-------- Data supplied --------

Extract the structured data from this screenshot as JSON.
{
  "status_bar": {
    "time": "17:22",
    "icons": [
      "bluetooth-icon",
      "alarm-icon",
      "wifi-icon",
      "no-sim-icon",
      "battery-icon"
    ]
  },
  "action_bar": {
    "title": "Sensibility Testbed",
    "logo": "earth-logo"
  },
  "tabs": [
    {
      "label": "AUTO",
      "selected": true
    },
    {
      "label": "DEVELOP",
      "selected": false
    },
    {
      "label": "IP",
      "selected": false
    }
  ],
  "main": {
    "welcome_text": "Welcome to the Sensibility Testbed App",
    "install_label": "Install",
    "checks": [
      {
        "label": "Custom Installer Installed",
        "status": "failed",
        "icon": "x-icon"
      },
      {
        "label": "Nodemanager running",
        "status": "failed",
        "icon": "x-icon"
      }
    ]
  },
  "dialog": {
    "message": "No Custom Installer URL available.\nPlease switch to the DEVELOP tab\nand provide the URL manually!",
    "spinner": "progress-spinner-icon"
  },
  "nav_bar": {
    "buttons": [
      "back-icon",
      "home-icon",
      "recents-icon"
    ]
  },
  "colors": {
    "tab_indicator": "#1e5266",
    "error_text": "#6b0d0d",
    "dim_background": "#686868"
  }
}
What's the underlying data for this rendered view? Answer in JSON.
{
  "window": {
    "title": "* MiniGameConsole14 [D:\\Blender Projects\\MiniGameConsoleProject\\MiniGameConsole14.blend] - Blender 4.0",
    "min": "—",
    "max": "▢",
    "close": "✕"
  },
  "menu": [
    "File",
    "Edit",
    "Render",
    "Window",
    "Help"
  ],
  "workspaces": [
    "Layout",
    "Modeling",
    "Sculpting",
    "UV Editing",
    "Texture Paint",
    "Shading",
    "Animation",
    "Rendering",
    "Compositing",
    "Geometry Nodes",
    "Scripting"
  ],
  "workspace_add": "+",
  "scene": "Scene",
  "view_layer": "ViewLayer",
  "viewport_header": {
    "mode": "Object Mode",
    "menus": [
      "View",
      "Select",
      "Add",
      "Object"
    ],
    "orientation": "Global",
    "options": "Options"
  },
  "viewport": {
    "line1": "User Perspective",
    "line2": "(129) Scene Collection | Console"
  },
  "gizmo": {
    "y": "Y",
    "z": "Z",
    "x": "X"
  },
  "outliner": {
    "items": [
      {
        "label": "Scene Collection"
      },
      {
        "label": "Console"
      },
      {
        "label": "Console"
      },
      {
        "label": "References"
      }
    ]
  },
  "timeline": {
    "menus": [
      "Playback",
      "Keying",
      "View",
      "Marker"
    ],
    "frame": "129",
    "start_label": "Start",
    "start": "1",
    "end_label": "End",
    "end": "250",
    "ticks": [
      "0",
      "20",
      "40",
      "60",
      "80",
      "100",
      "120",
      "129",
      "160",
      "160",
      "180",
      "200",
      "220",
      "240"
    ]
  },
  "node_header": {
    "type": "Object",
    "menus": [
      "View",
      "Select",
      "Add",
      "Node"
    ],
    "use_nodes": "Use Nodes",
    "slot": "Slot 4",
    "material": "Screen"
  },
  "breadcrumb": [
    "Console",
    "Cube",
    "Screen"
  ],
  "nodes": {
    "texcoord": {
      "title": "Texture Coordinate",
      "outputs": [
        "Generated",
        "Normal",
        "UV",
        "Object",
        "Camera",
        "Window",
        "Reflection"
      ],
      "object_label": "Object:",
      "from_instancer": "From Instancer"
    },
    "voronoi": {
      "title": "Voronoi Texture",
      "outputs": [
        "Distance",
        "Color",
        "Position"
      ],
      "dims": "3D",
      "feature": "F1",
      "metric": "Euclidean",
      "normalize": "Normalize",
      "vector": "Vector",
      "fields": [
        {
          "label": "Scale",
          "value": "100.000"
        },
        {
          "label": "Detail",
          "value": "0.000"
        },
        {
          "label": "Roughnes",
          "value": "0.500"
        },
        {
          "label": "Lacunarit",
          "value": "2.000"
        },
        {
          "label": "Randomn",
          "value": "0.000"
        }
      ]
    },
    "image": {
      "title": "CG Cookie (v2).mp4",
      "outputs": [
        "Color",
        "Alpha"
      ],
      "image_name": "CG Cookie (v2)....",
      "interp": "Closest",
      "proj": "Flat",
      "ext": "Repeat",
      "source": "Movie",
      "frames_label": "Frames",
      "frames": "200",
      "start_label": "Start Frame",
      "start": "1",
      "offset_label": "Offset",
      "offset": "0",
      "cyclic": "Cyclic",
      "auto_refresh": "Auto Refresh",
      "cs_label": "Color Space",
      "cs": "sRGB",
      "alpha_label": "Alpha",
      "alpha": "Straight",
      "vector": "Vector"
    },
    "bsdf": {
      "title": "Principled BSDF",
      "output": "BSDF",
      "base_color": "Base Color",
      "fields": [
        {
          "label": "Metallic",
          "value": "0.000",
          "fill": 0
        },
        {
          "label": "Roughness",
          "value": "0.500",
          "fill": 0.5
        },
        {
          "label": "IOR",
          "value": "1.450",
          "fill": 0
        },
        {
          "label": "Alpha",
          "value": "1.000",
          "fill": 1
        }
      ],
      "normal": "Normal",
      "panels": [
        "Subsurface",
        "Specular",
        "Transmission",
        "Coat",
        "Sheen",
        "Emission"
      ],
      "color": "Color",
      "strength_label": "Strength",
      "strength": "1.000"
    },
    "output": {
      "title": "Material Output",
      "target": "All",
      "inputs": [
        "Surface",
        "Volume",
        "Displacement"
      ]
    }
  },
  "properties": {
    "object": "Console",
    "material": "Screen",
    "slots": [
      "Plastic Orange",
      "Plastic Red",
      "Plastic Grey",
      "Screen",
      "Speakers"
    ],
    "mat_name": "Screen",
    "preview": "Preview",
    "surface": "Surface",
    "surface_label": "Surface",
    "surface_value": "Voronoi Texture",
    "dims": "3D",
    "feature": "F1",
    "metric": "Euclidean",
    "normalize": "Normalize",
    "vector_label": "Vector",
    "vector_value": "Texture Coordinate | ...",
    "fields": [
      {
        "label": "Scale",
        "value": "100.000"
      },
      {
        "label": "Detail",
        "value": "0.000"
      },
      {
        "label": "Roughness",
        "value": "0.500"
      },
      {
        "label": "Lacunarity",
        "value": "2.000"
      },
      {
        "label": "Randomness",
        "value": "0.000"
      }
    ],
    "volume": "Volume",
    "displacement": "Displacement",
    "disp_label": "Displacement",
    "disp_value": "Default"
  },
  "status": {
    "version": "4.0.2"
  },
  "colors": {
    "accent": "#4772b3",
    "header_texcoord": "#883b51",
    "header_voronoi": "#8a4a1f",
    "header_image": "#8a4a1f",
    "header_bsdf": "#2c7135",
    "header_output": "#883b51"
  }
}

--------

*The problem*
Write down every line of the data above that includes the string "Normalize".

*Solution to this problem*
      "normalize": "Normalize",
    "normalize": "Normalize",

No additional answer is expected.